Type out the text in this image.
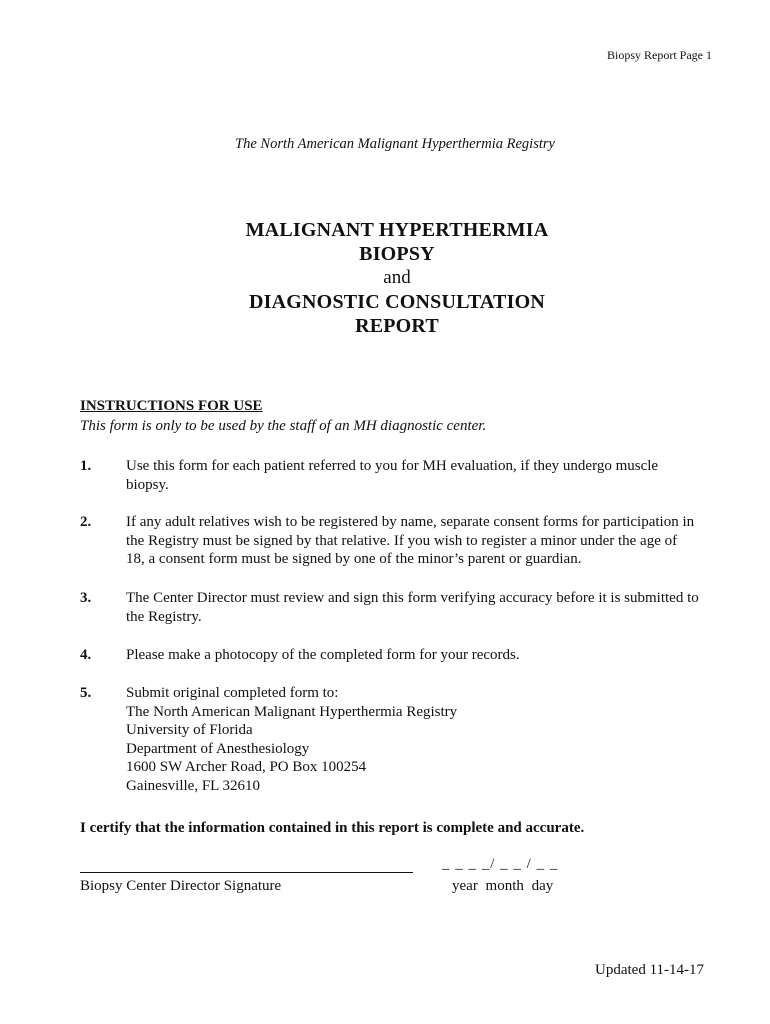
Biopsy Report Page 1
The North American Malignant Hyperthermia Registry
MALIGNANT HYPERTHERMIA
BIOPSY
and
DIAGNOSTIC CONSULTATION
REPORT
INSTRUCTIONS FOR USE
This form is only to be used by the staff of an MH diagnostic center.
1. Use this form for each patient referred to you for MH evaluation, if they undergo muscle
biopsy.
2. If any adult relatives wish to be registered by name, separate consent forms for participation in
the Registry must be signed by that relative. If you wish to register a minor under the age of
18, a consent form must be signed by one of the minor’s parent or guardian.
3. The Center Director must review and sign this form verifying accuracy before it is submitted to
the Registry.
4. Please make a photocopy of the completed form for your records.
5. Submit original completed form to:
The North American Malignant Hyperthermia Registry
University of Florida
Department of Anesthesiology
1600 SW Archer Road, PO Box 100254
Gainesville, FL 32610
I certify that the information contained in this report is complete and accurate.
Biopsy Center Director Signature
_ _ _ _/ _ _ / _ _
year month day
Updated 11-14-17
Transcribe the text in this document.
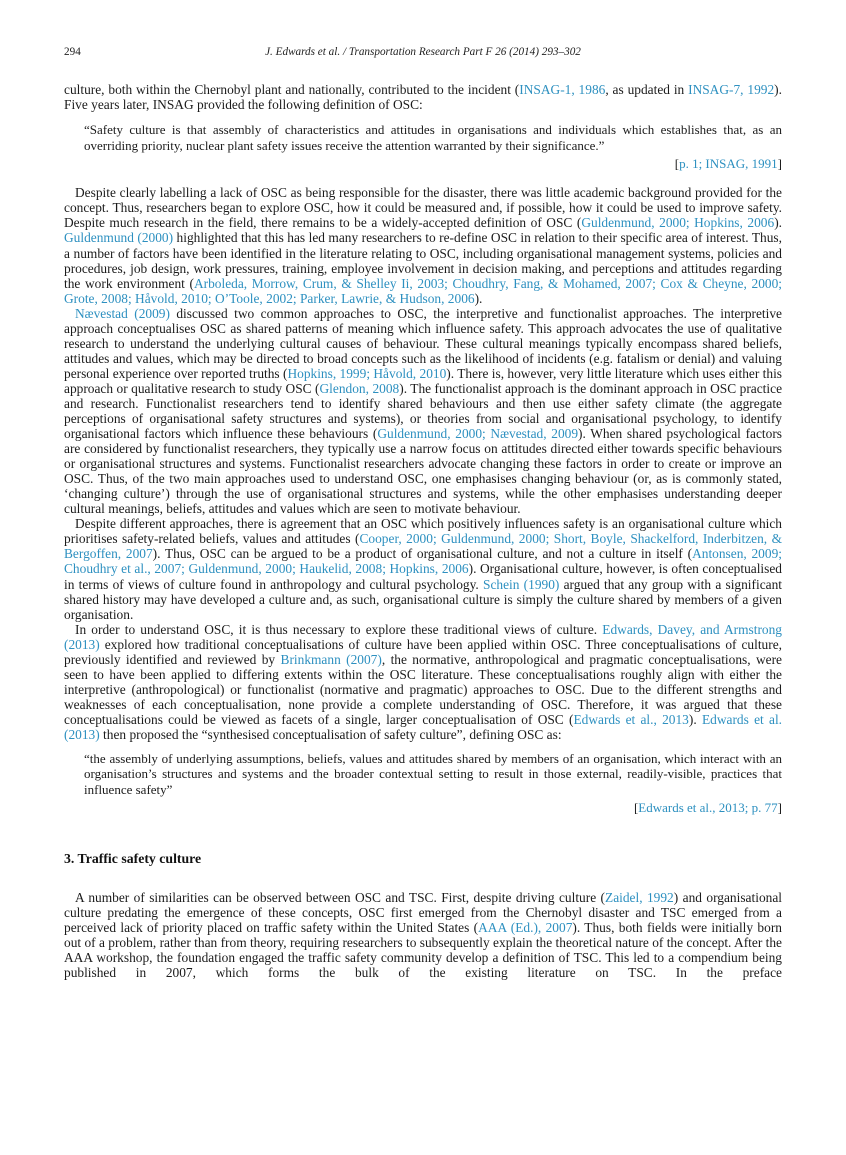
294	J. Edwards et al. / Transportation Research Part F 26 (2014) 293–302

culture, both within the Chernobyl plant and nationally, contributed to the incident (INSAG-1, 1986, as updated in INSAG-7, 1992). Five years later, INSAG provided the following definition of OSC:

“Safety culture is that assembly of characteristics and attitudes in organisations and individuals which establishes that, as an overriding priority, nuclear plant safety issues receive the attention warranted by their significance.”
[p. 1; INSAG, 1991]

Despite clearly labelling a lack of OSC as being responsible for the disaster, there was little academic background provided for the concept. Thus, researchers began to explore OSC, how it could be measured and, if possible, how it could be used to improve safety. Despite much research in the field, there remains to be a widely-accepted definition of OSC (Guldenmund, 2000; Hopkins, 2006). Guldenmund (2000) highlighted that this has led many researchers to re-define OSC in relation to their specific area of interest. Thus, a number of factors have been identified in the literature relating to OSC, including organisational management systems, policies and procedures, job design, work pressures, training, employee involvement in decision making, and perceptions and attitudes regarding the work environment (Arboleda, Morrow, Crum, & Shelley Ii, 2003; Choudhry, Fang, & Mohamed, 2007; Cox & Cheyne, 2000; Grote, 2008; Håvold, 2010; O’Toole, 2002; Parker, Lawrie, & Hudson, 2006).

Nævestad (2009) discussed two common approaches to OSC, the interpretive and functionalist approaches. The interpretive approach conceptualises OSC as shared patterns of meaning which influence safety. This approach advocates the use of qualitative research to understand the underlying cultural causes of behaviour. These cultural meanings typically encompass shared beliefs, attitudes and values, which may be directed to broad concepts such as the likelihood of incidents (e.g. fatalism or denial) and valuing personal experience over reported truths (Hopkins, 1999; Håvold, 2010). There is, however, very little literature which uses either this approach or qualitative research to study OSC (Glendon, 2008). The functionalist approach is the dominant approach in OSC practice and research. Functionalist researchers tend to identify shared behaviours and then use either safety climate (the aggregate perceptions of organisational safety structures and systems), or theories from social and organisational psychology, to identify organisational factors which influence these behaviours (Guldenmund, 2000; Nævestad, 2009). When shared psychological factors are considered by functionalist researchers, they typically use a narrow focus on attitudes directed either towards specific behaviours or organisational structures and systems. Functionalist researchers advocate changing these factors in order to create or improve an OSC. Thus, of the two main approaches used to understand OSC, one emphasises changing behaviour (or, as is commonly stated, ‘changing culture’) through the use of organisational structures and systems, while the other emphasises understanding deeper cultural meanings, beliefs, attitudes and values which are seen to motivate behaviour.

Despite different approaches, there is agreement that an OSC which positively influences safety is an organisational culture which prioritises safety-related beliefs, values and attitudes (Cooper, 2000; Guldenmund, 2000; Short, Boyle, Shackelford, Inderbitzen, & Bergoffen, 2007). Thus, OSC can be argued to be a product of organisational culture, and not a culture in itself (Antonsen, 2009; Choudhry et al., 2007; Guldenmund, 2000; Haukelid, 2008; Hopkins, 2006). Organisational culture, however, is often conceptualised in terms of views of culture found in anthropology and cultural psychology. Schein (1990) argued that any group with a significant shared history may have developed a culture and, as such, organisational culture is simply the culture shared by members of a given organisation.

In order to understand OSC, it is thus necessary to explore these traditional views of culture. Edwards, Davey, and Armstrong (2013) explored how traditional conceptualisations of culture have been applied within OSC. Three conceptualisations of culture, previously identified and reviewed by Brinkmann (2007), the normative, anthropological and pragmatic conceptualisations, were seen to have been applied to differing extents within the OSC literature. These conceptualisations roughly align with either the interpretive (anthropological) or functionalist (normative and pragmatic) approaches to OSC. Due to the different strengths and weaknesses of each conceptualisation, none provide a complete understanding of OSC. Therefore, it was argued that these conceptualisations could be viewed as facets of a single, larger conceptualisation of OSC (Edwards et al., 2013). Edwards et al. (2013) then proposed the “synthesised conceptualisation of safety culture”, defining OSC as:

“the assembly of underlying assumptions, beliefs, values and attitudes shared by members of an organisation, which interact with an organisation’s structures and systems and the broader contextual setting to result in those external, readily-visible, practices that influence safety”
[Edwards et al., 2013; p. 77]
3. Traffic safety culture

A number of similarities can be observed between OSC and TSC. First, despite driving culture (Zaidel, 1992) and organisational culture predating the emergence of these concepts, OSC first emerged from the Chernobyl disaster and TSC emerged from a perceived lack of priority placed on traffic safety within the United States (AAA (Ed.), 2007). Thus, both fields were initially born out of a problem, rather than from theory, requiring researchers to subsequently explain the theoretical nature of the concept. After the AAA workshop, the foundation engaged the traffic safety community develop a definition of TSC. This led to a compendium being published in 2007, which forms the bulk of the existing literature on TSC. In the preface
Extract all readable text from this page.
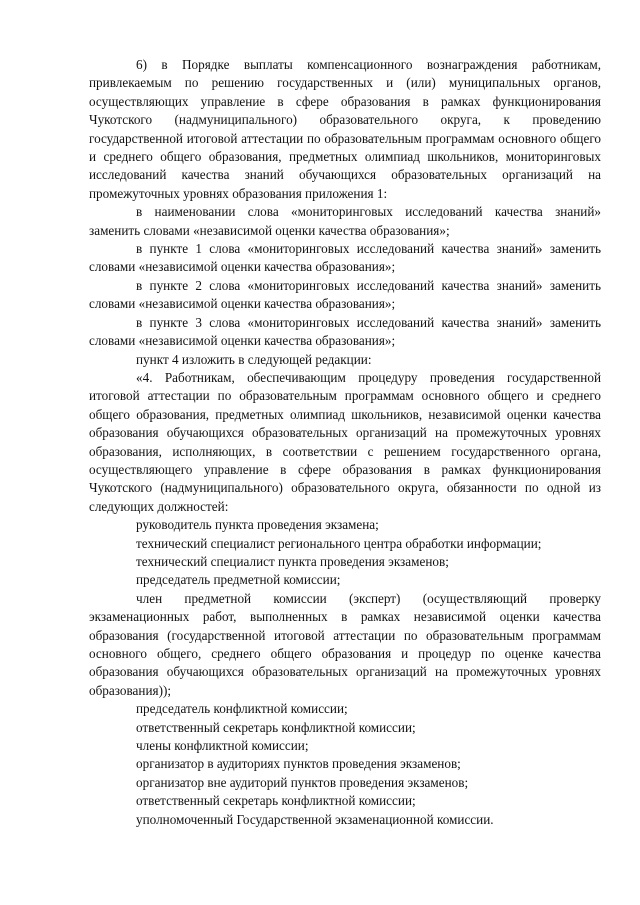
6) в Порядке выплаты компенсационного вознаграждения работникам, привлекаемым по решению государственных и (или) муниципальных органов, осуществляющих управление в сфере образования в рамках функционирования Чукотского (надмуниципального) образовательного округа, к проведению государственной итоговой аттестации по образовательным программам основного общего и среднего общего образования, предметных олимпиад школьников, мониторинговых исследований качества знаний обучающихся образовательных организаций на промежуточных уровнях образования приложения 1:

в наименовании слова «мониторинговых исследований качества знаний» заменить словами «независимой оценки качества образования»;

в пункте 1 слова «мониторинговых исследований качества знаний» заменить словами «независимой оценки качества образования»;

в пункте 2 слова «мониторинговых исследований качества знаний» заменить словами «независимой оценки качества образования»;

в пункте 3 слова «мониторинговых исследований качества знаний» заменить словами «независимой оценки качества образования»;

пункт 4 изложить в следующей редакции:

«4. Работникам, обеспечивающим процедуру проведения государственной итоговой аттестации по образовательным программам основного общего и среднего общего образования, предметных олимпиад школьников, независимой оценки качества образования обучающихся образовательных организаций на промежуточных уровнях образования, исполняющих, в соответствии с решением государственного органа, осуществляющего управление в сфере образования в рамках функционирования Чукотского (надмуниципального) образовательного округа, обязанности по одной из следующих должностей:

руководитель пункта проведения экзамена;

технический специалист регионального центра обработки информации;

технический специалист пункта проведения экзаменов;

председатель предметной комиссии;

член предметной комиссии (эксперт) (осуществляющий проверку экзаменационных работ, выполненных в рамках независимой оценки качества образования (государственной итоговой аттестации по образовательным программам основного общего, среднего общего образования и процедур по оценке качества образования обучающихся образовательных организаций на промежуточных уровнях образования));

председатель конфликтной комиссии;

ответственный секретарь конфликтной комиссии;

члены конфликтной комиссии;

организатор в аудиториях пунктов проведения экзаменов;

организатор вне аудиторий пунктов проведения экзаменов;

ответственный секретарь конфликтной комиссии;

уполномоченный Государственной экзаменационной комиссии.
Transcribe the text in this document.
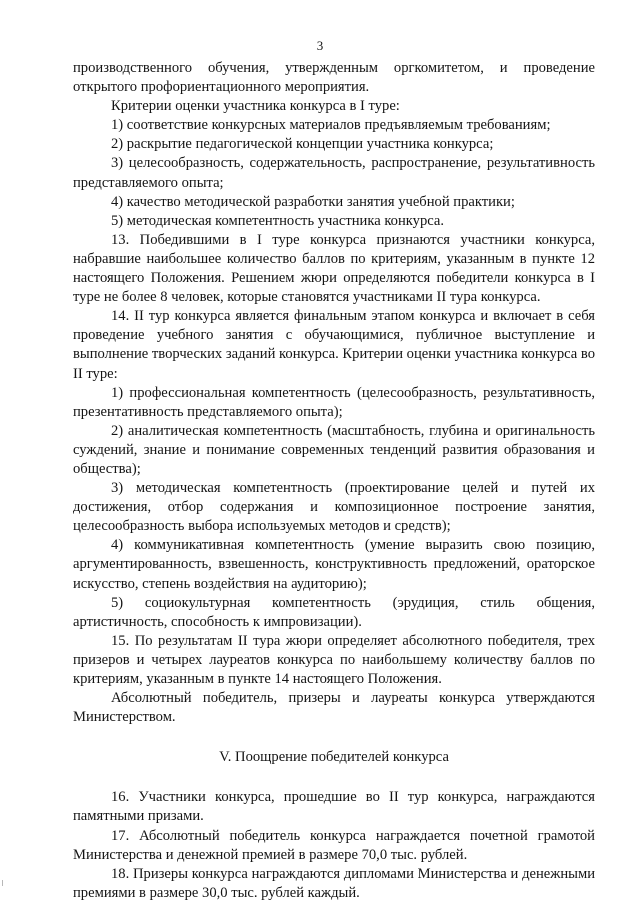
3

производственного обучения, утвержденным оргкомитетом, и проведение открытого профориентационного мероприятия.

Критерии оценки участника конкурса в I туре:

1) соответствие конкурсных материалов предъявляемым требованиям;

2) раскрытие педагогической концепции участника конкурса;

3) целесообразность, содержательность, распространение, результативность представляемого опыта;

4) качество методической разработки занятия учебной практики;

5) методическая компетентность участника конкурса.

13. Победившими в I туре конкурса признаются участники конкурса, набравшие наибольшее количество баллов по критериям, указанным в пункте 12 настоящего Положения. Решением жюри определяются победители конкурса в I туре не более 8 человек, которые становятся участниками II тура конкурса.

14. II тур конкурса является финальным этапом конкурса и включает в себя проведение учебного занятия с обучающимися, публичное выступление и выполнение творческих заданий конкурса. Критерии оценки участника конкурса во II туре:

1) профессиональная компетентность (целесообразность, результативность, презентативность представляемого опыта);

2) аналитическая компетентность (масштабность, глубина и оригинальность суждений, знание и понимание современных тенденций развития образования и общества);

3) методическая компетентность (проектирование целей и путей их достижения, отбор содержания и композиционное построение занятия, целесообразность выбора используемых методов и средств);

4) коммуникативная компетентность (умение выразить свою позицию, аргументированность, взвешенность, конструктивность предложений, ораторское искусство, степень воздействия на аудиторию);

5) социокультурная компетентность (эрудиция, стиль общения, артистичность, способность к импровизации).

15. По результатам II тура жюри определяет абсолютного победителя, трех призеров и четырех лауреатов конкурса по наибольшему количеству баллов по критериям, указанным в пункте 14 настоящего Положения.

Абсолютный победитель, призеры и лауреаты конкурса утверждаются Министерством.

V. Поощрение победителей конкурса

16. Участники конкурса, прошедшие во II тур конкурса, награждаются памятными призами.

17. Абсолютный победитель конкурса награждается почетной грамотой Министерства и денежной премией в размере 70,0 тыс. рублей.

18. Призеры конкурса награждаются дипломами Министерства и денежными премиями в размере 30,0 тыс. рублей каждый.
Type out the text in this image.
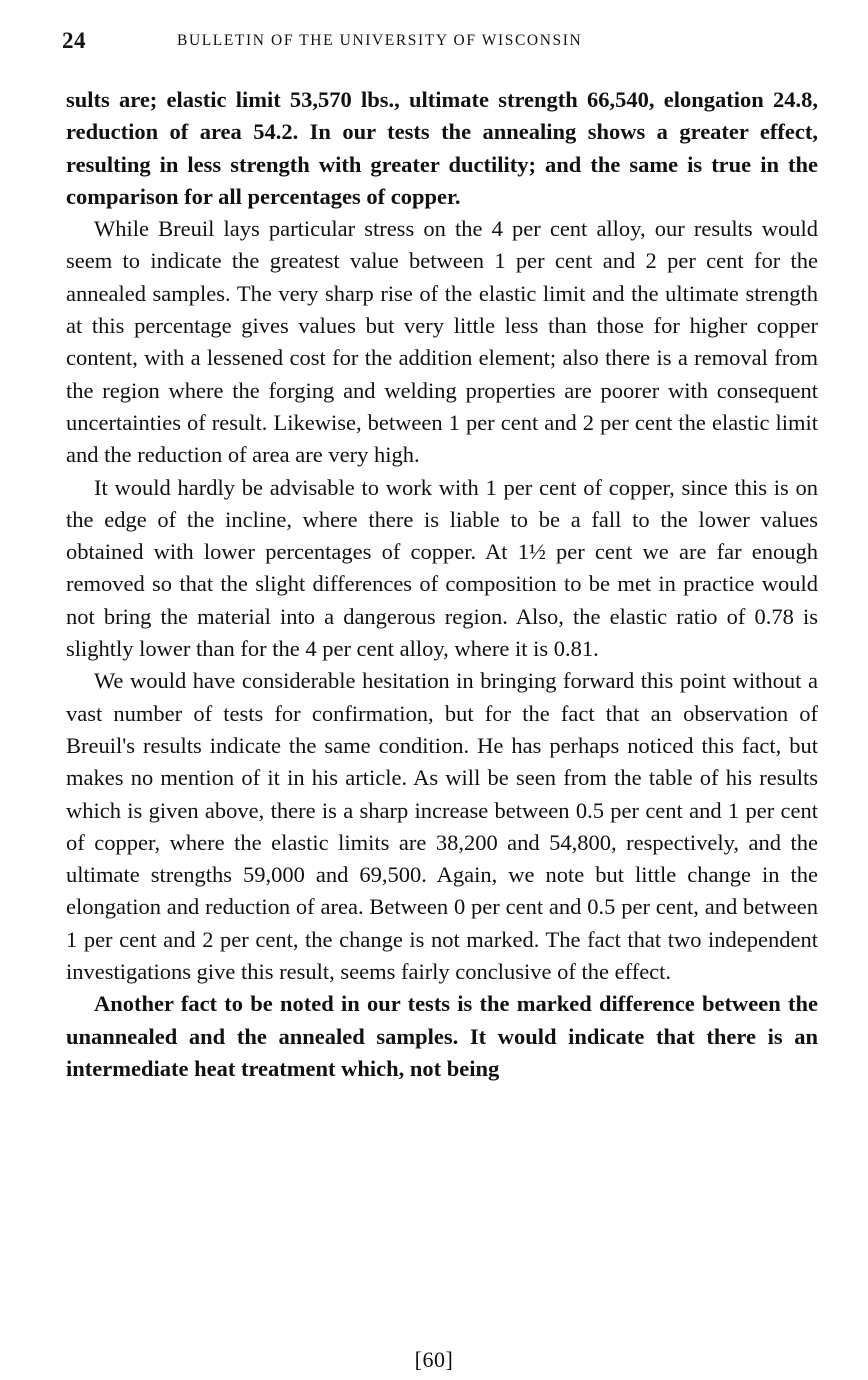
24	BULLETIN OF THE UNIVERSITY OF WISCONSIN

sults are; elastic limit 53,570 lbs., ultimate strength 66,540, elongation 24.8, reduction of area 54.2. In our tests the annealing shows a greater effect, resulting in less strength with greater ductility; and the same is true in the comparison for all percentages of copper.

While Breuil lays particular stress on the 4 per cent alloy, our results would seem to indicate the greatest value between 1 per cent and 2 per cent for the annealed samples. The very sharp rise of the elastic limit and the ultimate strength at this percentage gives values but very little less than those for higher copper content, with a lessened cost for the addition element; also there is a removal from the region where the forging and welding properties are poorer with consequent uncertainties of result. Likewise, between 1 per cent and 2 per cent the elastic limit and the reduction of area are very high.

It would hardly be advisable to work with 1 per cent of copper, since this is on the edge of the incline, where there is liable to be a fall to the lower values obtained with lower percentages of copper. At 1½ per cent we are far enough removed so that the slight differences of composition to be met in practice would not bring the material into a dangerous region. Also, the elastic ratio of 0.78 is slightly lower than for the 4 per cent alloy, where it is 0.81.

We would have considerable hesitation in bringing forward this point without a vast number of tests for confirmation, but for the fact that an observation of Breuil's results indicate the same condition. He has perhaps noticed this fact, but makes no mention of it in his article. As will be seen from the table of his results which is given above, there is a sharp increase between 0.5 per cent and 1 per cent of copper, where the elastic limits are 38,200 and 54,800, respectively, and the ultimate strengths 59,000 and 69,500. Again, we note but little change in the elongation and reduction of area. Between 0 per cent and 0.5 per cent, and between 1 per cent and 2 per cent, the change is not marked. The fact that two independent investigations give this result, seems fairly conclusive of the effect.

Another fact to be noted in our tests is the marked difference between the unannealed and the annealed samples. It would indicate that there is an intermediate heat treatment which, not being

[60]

•••••

▸ TO BE DONE: Filter the entries down to the lines containing "победитель". Copy each of those lines.

▸ SOLVED PROBLEM:
Абсолютный победитель, призеры и лауреаты конкурса утверждаются Министерством.
17. Абсолютный победитель конкурса награждается почетной грамотой Министерства и денежной премией в размере 70,0 тыс. рублей.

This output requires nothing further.